* Written problem
Using the listing below, retype only the lines from the line with "Read out every word on this page." through the end, both ends included, and exclude the pictures.

* Source records
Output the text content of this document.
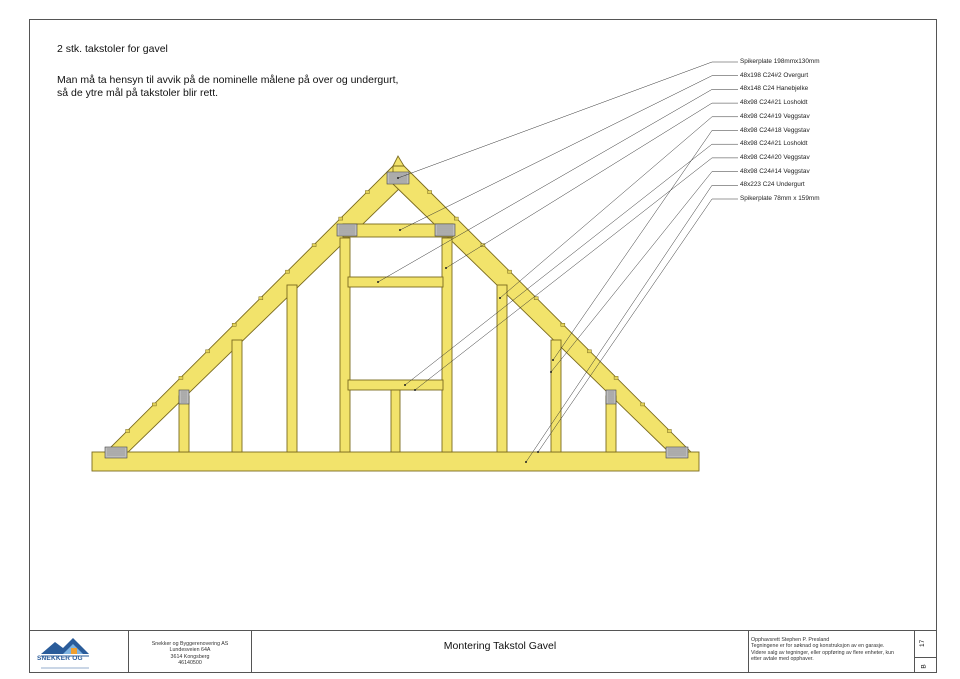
2 stk. takstoler for gavel
Man må ta hensyn til avvik på de nominelle målene på over og undergurt,
så de ytre mål på takstoler blir rett.
Spikerplate 198mmx130mm
48x198 C24#2 Overgurt
48x148 C24 Hanebjelke
48x98 C24#21 Losholdt
48x98 C24#19 Veggstav
48x98 C24#18 Veggstav
48x98 C24#21 Losholdt
48x98 C24#20 Veggstav
48x98 C24#14 Veggstav
48x223 C24 Undergurt
Spikerplate 78mm x 159mm
SNEKKER OG
Snekker og Byggerenovering AS
Lundesveien 64A
3614 Kongsberg
46140500
Montering Takstol Gavel	Opphavsrett Stephen P. Presland
Tegningene er for søknad og konstruksjon av en garasje.
Videre salg av tegninger, eller oppføring av flere enheter, kun
etter avtale med opphaver.
17
B
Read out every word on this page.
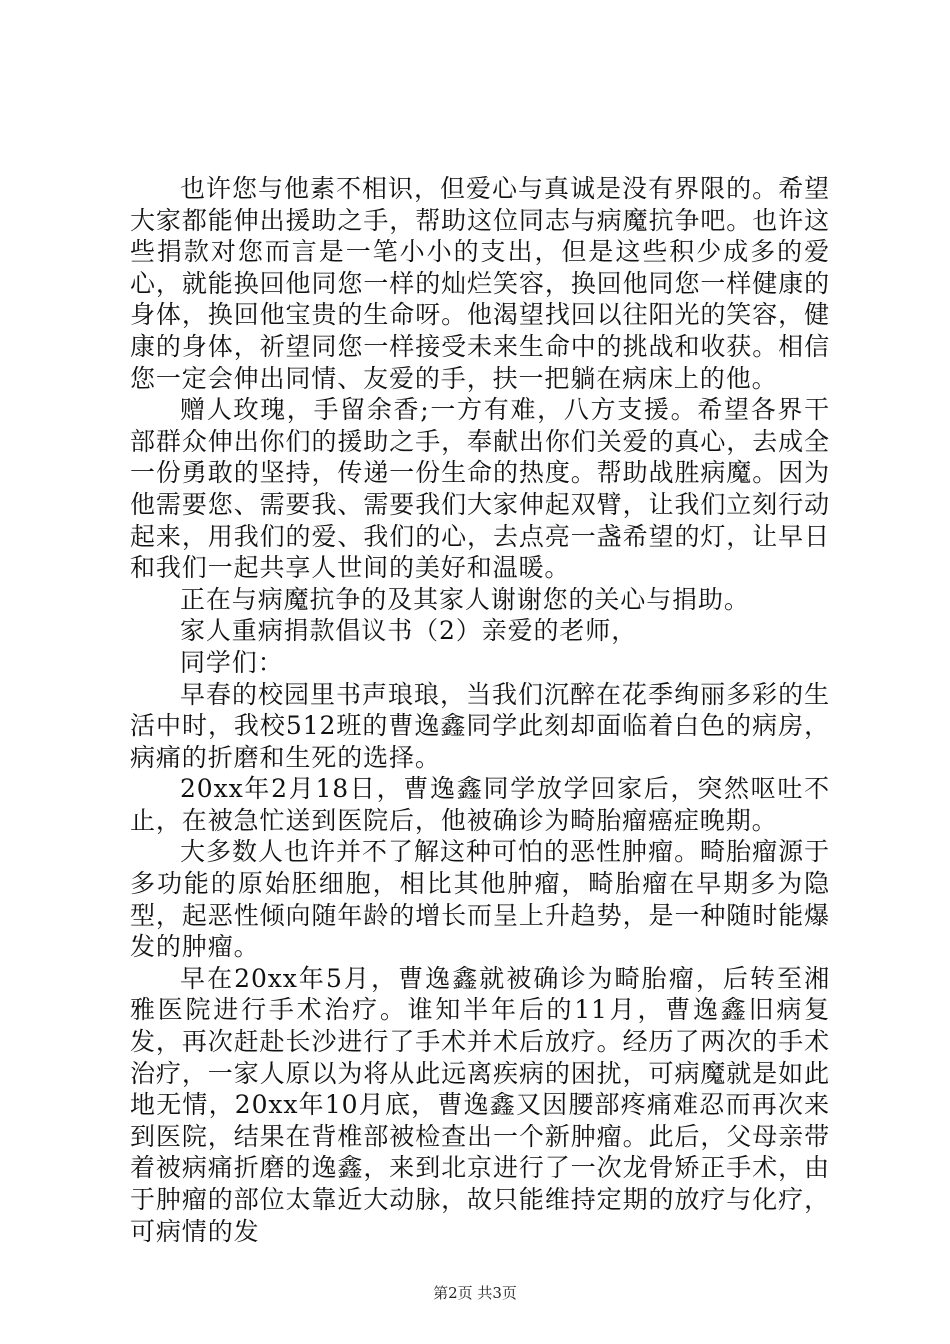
也许您与他素不相识，但爱心与真诚是没有界限的。希望大家都能伸出援助之手，帮助这位同志与病魔抗争吧。也许这些捐款对您而言是一笔小小的支出，但是这些积少成多的爱心，就能换回他同您一样的灿烂笑容，换回他同您一样健康的身体，换回他宝贵的生命呀。他渴望找回以往阳光的笑容，健康的身体，祈望同您一样接受未来生命中的挑战和收获。相信您一定会伸出同情、友爱的手，扶一把躺在病床上的他。

赠人玫瑰，手留余香;一方有难，八方支援。希望各界干部群众伸出你们的援助之手，奉献出你们关爱的真心，去成全一份勇敢的坚持，传递一份生命的热度。帮助战胜病魔。因为他需要您、需要我、需要我们大家伸起双臂，让我们立刻行动起来，用我们的爱、我们的心，去点亮一盏希望的灯，让早日和我们一起共享人世间的美好和温暖。

正在与病魔抗争的及其家人谢谢您的关心与捐助。

家人重病捐款倡议书（2）亲爱的老师，

同学们：

早春的校园里书声琅琅，当我们沉醉在花季绚丽多彩的生活中时，我校512班的曹逸鑫同学此刻却面临着白色的病房，病痛的折磨和生死的选择。

20xx年2月18日，曹逸鑫同学放学回家后，突然呕吐不止，在被急忙送到医院后，他被确诊为畸胎瘤癌症晚期。

大多数人也许并不了解这种可怕的恶性肿瘤。畸胎瘤源于多功能的原始胚细胞，相比其他肿瘤，畸胎瘤在早期多为隐型，起恶性倾向随年龄的增长而呈上升趋势，是一种随时能爆发的肿瘤。

早在20xx年5月，曹逸鑫就被确诊为畸胎瘤，后转至湘雅医院进行手术治疗。谁知半年后的11月，曹逸鑫旧病复发，再次赶赴长沙进行了手术并术后放疗。经历了两次的手术治疗，一家人原以为将从此远离疾病的困扰，可病魔就是如此地无情，20xx年10月底，曹逸鑫又因腰部疼痛难忍而再次来到医院，结果在背椎部被检查出一个新肿瘤。此后，父母亲带着被病痛折磨的逸鑫，来到北京进行了一次龙骨矫正手术，由于肿瘤的部位太靠近大动脉，故只能维持定期的放疗与化疗，可病情的发

第2页 共3页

* Written answer
Read out every word on this page.
也许您与他素不相识，但爱心与真诚是没有界限的。希望大家都能伸出援助之手，帮助这位同志与病魔抗争吧。也许这些捐款对您而言是一笔小小的支出，但是这些积少成多的爱心，就能换回他同您一样的灿烂笑容，换回他同您一样健康的身体，换回他宝贵的生命呀。他渴望找回以往阳光的笑容，健康的身体，祈望同您一样接受未来生命中的挑战和收获。相信您一定会伸出同情、友爱的手，扶一把躺在病床上的他。

赠人玫瑰，手留余香;一方有难，八方支援。希望各界干部群众伸出你们的援助之手，奉献出你们关爱的真心，去成全一份勇敢的坚持，传递一份生命的热度。帮助战胜病魔。因为他需要您、需要我、需要我们大家伸起双臂，让我们立刻行动起来，用我们的爱、我们的心，去点亮一盏希望的灯，让早日和我们一起共享人世间的美好和温暖。

正在与病魔抗争的及其家人谢谢您的关心与捐助。

家人重病捐款倡议书（2）亲爱的老师，

同学们：

早春的校园里书声琅琅，当我们沉醉在花季绚丽多彩的生活中时，我校512班的曹逸鑫同学此刻却面临着白色的病房，病痛的折磨和生死的选择。

20xx年2月18日，曹逸鑫同学放学回家后，突然呕吐不止，在被急忙送到医院后，他被确诊为畸胎瘤癌症晚期。

大多数人也许并不了解这种可怕的恶性肿瘤。畸胎瘤源于多功能的原始胚细胞，相比其他肿瘤，畸胎瘤在早期多为隐型，起恶性倾向随年龄的增长而呈上升趋势，是一种随时能爆发的肿瘤。

早在20xx年5月，曹逸鑫就被确诊为畸胎瘤，后转至湘雅医院进行手术治疗。谁知半年后的11月，曹逸鑫旧病复发，再次赶赴长沙进行了手术并术后放疗。经历了两次的手术治疗，一家人原以为将从此远离疾病的困扰，可病魔就是如此地无情，20xx年10月底，曹逸鑫又因腰部疼痛难忍而再次来到医院，结果在背椎部被检查出一个新肿瘤。此后，父母亲带着被病痛折磨的逸鑫，来到北京进行了一次龙骨矫正手术，由于肿瘤的部位太靠近大动脉，故只能维持定期的放疗与化疗，可病情的发

第2页 共3页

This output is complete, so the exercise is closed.